■ Entries from a dataset
** start **

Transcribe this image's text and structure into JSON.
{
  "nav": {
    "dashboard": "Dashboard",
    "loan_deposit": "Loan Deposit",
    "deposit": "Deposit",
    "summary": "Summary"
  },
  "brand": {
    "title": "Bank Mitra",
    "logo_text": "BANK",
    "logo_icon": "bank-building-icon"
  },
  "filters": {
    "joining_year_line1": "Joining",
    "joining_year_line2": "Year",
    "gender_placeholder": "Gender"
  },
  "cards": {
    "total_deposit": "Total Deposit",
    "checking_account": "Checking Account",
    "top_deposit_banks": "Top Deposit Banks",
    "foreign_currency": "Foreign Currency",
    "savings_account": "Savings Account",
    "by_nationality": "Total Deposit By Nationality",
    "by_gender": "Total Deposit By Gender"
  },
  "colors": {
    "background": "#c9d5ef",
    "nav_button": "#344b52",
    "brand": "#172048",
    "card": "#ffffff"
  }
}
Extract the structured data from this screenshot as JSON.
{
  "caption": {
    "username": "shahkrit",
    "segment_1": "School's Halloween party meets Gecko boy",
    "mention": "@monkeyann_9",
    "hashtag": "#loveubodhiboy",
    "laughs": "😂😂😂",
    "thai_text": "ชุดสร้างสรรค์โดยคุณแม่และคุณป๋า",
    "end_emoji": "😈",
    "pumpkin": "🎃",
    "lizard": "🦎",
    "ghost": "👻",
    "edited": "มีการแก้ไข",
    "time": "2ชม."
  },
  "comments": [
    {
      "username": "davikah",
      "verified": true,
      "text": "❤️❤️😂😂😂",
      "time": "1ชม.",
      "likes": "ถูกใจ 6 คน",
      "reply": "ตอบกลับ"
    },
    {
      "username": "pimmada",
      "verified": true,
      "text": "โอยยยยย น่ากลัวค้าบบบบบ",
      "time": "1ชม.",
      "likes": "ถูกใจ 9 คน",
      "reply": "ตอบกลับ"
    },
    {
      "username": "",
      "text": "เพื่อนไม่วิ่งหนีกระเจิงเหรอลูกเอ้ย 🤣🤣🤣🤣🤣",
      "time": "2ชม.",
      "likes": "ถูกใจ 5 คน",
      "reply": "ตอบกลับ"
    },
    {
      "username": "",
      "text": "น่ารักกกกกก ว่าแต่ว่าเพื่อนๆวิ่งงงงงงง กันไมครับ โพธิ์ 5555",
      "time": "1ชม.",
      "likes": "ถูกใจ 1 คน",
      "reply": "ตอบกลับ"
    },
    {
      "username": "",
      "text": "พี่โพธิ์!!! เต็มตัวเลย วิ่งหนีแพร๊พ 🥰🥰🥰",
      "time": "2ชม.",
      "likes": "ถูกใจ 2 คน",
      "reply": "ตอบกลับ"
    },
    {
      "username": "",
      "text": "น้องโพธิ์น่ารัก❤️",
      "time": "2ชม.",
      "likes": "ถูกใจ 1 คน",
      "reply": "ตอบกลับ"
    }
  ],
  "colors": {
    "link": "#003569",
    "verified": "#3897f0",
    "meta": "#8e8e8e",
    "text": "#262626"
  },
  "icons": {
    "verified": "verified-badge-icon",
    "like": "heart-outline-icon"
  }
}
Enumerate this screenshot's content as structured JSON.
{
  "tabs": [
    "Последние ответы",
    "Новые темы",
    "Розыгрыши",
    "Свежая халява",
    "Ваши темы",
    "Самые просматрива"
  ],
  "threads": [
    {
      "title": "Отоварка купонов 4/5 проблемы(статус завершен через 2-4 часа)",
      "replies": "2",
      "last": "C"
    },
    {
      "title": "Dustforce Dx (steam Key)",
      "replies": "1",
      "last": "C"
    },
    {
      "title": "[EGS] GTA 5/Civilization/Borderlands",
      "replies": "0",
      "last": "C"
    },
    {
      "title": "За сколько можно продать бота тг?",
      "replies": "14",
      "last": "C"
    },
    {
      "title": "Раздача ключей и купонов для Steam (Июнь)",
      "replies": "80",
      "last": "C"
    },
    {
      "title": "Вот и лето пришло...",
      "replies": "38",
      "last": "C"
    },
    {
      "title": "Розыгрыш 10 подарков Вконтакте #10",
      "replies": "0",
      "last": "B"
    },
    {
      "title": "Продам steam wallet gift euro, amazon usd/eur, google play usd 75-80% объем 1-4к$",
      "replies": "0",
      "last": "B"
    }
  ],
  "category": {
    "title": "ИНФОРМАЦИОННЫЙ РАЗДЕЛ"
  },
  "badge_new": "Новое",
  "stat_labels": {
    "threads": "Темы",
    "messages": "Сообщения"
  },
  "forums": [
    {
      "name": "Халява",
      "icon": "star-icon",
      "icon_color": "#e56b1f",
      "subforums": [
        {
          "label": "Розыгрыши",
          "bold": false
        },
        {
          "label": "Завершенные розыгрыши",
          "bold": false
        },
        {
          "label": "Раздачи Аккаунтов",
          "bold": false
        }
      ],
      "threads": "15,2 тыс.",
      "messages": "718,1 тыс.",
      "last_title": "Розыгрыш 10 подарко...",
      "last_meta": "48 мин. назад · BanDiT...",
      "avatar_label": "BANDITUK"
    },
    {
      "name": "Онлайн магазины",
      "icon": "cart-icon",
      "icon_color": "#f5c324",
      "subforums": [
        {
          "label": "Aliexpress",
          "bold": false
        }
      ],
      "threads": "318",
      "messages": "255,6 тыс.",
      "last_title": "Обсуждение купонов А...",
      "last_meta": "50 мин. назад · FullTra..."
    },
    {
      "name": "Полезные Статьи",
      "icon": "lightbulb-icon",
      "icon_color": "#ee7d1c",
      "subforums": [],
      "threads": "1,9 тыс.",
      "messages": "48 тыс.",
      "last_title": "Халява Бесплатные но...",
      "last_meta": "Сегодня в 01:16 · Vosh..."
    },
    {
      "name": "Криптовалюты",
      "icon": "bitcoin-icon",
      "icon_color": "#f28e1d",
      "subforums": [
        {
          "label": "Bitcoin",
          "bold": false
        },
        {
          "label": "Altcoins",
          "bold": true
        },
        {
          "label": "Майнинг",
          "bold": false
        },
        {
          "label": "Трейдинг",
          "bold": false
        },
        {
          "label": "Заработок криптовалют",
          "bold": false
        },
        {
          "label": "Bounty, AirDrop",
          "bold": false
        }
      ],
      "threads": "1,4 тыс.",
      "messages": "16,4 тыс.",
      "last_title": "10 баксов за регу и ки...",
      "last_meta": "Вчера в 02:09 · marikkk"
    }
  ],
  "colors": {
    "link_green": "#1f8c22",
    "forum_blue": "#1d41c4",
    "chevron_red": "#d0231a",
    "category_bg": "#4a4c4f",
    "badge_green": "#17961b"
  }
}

** end **

■ Stated problem
Which lines hold the string "screenshot"? List them all.

■ Complete response
Extract the structured data from this screenshot as JSON.
Enumerate this screenshot's content as structured JSON.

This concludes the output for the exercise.